• WHAT IS ASKED
Show every line that has the string "JSON" in it.

• INPUT
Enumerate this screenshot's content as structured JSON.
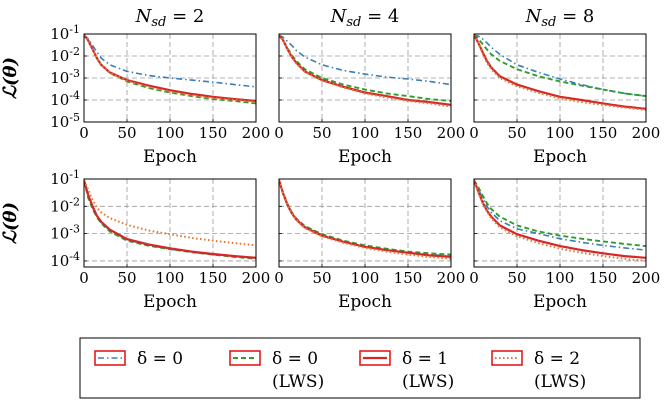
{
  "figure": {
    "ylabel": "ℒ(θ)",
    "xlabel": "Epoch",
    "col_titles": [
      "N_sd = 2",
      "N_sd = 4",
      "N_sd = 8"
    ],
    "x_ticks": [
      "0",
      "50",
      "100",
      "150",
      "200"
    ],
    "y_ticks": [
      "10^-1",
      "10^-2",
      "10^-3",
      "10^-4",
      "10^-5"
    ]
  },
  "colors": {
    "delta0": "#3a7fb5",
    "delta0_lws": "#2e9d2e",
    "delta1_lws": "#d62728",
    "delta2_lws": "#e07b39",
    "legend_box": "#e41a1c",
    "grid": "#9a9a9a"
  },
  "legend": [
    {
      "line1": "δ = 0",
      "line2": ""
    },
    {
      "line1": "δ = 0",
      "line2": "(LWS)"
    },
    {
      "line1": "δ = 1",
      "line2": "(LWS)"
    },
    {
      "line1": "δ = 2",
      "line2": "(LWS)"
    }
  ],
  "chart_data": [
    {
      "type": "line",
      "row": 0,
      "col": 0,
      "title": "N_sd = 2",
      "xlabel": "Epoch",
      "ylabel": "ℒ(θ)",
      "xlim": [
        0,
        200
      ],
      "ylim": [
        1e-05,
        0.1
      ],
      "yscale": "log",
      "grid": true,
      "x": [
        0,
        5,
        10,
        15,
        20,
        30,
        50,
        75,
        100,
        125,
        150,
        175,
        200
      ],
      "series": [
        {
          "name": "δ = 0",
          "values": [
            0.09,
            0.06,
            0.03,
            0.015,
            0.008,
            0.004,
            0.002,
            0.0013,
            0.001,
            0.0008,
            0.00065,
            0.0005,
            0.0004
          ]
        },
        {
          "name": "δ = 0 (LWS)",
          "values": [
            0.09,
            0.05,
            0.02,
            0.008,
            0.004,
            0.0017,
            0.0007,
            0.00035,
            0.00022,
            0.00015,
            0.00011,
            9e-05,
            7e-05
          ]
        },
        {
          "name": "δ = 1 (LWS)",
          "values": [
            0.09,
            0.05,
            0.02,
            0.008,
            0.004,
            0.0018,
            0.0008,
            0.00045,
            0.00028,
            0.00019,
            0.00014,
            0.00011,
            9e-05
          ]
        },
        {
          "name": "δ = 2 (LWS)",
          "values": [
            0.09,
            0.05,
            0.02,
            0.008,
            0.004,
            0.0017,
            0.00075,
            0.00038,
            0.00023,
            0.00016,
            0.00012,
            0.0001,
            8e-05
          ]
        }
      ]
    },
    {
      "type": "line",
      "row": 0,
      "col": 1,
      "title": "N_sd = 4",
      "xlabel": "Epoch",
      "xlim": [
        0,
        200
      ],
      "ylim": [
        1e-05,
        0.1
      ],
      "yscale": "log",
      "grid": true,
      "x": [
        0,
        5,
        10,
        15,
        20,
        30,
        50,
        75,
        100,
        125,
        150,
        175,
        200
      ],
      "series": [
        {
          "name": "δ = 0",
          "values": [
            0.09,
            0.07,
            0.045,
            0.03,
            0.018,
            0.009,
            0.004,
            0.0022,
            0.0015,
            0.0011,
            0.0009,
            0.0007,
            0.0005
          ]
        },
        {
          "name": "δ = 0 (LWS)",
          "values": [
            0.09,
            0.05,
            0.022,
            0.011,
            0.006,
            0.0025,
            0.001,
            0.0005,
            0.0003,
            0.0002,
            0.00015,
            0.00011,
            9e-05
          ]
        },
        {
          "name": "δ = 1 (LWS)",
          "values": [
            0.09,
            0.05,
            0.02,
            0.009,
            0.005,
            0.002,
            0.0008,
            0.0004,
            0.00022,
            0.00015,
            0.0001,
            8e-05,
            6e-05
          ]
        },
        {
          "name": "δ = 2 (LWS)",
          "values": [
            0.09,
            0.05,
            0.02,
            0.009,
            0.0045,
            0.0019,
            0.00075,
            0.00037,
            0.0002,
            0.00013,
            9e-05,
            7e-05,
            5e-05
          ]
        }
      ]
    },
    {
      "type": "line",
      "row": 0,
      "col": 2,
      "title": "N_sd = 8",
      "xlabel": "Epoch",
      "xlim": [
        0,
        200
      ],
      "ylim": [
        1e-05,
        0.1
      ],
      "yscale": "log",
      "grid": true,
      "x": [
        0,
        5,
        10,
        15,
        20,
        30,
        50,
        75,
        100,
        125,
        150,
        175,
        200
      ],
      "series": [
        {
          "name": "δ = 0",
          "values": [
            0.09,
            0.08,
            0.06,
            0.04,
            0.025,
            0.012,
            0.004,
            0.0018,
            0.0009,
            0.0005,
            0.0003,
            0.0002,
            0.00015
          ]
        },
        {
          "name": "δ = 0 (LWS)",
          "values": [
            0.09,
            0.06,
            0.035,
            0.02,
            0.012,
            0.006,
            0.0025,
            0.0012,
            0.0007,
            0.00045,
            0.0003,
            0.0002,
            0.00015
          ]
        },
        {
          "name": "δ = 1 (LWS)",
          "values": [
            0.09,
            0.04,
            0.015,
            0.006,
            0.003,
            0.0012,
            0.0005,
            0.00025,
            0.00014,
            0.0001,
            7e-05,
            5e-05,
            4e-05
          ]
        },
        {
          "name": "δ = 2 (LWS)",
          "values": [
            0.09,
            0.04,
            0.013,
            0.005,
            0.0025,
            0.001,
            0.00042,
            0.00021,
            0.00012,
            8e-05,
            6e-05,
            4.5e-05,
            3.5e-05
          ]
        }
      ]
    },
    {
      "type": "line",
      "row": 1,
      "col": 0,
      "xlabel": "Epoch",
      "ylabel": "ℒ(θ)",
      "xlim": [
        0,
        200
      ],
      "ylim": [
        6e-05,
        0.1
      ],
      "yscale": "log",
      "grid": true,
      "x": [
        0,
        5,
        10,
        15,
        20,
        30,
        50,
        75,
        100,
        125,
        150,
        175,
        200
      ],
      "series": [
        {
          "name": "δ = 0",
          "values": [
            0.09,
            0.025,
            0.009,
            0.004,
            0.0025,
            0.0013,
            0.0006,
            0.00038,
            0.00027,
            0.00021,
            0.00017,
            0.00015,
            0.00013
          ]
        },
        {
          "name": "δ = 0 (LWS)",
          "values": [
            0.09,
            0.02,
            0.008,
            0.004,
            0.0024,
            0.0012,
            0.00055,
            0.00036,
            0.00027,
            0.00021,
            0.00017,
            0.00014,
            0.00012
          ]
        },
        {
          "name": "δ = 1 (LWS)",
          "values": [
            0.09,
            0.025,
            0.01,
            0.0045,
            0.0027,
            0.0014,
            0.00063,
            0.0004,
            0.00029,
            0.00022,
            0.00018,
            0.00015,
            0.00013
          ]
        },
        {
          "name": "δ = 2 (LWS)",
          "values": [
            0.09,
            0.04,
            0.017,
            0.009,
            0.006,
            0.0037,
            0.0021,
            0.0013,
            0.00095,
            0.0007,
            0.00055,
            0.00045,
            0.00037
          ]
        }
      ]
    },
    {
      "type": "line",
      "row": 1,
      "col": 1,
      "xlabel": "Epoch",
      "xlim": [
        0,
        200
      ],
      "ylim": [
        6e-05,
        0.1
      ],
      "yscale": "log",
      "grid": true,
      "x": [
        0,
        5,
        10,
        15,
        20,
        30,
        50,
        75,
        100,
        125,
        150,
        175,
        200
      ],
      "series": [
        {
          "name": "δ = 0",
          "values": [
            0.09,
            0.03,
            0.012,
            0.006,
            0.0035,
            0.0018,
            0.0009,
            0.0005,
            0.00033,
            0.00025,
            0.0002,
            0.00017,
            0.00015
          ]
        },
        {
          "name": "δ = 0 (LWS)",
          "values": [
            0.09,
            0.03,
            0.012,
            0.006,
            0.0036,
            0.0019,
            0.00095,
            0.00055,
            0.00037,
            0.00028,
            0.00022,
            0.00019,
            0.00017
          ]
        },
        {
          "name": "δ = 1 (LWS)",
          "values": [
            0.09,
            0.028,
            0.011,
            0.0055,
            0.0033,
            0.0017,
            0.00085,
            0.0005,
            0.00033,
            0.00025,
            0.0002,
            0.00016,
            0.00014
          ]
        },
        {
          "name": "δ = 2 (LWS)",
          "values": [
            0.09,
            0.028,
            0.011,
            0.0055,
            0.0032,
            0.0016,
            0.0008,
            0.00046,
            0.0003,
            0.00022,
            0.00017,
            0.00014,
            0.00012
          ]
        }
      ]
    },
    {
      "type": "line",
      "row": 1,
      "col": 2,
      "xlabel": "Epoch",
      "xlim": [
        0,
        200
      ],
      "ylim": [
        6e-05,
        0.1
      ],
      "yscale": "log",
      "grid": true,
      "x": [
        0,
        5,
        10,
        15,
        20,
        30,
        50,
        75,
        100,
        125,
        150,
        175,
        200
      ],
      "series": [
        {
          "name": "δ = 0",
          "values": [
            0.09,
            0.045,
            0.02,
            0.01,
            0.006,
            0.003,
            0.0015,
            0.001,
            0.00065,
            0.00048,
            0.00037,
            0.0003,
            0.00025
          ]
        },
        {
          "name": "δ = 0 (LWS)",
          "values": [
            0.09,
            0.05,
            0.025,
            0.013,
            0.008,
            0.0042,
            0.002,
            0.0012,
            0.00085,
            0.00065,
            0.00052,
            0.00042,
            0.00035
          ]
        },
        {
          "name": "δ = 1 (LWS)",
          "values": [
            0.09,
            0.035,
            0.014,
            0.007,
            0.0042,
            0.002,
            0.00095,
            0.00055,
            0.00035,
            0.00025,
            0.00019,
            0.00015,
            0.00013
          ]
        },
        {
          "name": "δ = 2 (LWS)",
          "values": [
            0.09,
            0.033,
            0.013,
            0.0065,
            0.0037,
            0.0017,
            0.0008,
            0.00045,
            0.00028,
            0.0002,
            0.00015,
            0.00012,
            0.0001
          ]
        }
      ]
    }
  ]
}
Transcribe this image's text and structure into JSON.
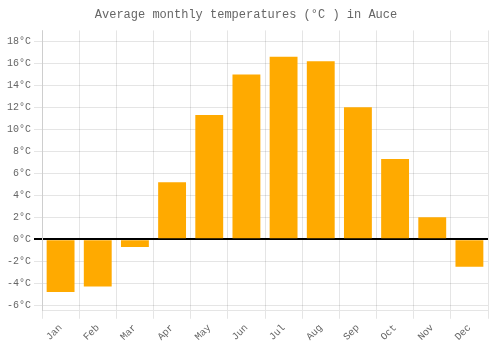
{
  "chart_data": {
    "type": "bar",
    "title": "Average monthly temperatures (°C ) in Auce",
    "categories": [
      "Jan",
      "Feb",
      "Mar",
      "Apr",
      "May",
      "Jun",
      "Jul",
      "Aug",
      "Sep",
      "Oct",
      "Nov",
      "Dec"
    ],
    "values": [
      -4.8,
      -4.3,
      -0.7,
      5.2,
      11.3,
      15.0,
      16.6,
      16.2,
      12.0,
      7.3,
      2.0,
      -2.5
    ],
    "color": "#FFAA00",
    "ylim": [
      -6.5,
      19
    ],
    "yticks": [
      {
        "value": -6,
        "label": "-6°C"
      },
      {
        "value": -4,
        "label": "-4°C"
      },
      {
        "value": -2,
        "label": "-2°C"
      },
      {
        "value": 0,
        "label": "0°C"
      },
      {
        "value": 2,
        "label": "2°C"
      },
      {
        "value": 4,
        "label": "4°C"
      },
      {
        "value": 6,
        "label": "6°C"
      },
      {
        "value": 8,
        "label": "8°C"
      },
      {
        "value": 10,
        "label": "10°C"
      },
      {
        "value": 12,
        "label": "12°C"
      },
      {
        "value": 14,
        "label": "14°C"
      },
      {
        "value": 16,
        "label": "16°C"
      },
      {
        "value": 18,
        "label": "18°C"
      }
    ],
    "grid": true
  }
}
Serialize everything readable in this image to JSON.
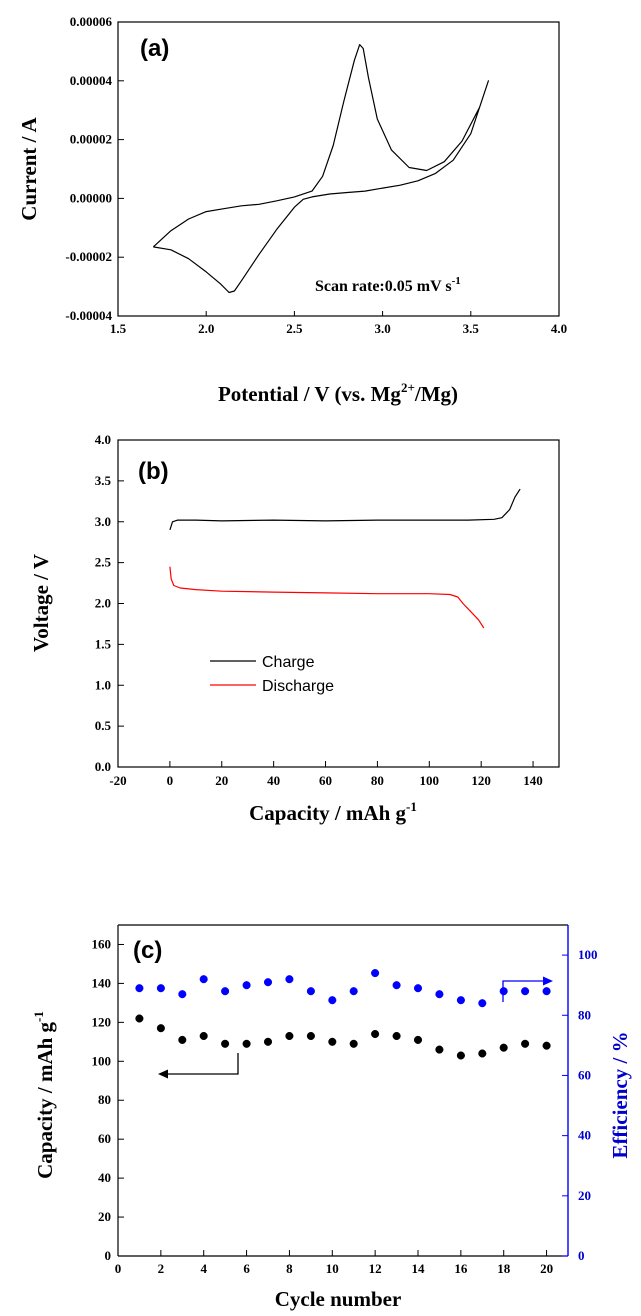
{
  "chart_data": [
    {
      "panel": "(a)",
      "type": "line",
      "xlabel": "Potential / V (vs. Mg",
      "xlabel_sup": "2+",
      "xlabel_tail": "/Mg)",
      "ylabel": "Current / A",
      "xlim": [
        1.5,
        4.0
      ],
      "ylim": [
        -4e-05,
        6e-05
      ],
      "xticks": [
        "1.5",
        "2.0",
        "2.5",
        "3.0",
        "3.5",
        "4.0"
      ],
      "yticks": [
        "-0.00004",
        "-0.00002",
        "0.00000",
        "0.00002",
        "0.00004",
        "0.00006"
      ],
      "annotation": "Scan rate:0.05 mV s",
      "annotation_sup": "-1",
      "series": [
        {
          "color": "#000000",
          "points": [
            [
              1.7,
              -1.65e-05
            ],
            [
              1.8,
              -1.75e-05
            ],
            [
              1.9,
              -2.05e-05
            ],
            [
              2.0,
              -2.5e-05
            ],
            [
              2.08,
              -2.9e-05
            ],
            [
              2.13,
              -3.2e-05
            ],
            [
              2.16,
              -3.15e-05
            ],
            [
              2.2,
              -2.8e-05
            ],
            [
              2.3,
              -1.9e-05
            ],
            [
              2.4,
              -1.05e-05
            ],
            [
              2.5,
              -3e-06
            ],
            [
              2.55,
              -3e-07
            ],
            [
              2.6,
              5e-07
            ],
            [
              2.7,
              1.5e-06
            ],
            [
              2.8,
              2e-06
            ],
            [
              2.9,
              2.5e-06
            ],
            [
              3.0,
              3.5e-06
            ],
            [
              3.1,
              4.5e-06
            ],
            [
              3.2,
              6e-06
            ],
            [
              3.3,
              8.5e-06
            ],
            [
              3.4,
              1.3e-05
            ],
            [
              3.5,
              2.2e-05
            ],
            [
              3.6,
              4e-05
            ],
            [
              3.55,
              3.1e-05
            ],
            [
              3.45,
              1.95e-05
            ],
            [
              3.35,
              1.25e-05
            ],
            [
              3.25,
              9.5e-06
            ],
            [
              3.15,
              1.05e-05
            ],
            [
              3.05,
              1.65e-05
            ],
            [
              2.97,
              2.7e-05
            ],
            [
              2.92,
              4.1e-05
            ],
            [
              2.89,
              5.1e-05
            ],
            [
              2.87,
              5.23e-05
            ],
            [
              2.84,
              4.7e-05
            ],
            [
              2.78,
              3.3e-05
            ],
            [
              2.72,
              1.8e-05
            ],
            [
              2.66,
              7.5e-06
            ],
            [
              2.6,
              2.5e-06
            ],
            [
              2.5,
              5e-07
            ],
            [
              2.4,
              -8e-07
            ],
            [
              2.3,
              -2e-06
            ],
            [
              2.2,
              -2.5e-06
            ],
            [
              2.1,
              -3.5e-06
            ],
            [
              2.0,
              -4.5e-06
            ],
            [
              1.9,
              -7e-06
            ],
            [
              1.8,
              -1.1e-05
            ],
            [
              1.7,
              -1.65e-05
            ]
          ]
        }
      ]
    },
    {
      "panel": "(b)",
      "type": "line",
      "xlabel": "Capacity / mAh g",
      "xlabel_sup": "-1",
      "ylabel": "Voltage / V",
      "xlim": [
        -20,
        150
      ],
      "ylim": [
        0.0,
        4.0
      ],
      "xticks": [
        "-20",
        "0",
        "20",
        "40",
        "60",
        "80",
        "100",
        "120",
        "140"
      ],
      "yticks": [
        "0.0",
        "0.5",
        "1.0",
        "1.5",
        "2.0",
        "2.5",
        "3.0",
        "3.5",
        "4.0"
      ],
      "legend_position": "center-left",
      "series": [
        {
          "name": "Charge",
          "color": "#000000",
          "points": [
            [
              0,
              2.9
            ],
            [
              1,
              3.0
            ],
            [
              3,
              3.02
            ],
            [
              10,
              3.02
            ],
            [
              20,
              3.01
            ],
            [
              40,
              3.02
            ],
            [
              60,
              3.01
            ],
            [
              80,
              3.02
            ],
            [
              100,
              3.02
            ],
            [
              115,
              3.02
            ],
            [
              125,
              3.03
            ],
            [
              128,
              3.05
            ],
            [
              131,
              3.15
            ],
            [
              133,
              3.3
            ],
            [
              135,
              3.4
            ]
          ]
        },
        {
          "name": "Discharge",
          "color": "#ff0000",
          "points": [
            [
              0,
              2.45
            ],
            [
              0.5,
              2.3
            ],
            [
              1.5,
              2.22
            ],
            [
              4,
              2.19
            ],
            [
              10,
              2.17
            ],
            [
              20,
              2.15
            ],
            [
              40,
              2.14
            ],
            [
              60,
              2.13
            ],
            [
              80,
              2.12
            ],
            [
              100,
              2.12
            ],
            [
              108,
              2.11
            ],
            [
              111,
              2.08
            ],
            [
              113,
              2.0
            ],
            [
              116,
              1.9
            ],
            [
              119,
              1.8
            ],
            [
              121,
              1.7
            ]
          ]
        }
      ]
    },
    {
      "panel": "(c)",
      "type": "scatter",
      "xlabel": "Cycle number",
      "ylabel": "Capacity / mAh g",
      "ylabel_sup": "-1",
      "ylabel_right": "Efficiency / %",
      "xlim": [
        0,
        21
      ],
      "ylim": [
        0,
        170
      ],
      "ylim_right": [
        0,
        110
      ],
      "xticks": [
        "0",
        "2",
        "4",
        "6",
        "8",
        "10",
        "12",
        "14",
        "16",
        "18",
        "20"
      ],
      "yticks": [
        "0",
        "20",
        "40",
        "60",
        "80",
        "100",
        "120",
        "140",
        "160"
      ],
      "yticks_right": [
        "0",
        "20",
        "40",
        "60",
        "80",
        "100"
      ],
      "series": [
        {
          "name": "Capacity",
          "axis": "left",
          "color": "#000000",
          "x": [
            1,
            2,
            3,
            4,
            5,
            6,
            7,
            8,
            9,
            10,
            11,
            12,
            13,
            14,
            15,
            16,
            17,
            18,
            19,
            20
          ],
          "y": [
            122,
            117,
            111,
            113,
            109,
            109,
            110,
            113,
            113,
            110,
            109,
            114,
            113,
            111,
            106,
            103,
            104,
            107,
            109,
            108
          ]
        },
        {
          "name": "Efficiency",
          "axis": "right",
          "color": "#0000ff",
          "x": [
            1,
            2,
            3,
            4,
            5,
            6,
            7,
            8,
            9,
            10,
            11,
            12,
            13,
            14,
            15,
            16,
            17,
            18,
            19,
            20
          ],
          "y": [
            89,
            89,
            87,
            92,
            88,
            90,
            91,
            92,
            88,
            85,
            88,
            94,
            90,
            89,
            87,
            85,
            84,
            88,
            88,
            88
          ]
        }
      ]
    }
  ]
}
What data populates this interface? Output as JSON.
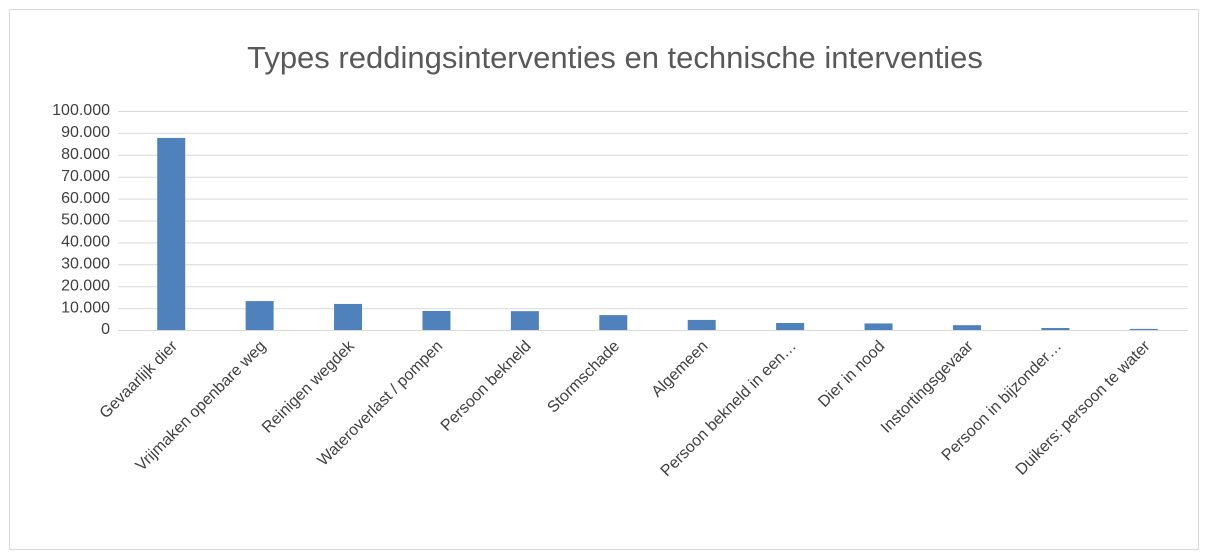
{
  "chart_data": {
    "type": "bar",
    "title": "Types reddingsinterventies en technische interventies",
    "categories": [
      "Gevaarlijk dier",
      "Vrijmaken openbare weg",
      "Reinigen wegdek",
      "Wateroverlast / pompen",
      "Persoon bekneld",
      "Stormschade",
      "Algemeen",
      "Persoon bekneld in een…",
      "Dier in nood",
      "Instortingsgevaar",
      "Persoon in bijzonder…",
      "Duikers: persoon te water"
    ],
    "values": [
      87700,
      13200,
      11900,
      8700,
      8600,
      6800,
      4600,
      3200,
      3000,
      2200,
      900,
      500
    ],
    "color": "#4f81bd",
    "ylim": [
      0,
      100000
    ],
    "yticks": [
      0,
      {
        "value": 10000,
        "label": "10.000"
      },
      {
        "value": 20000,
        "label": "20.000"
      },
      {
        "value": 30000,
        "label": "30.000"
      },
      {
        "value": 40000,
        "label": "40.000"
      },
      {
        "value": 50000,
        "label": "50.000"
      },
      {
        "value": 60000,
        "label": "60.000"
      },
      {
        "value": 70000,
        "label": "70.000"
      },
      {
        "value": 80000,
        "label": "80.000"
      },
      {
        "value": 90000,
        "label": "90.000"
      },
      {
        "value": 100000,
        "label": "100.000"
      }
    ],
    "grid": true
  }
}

• THE RESULT
Enumerate this screenshot's content as structured JSON.
Transcribe this image's text and structure into JSON.
Serialize everything readable in this image to JSON.
What data populates this interface? Output as JSON.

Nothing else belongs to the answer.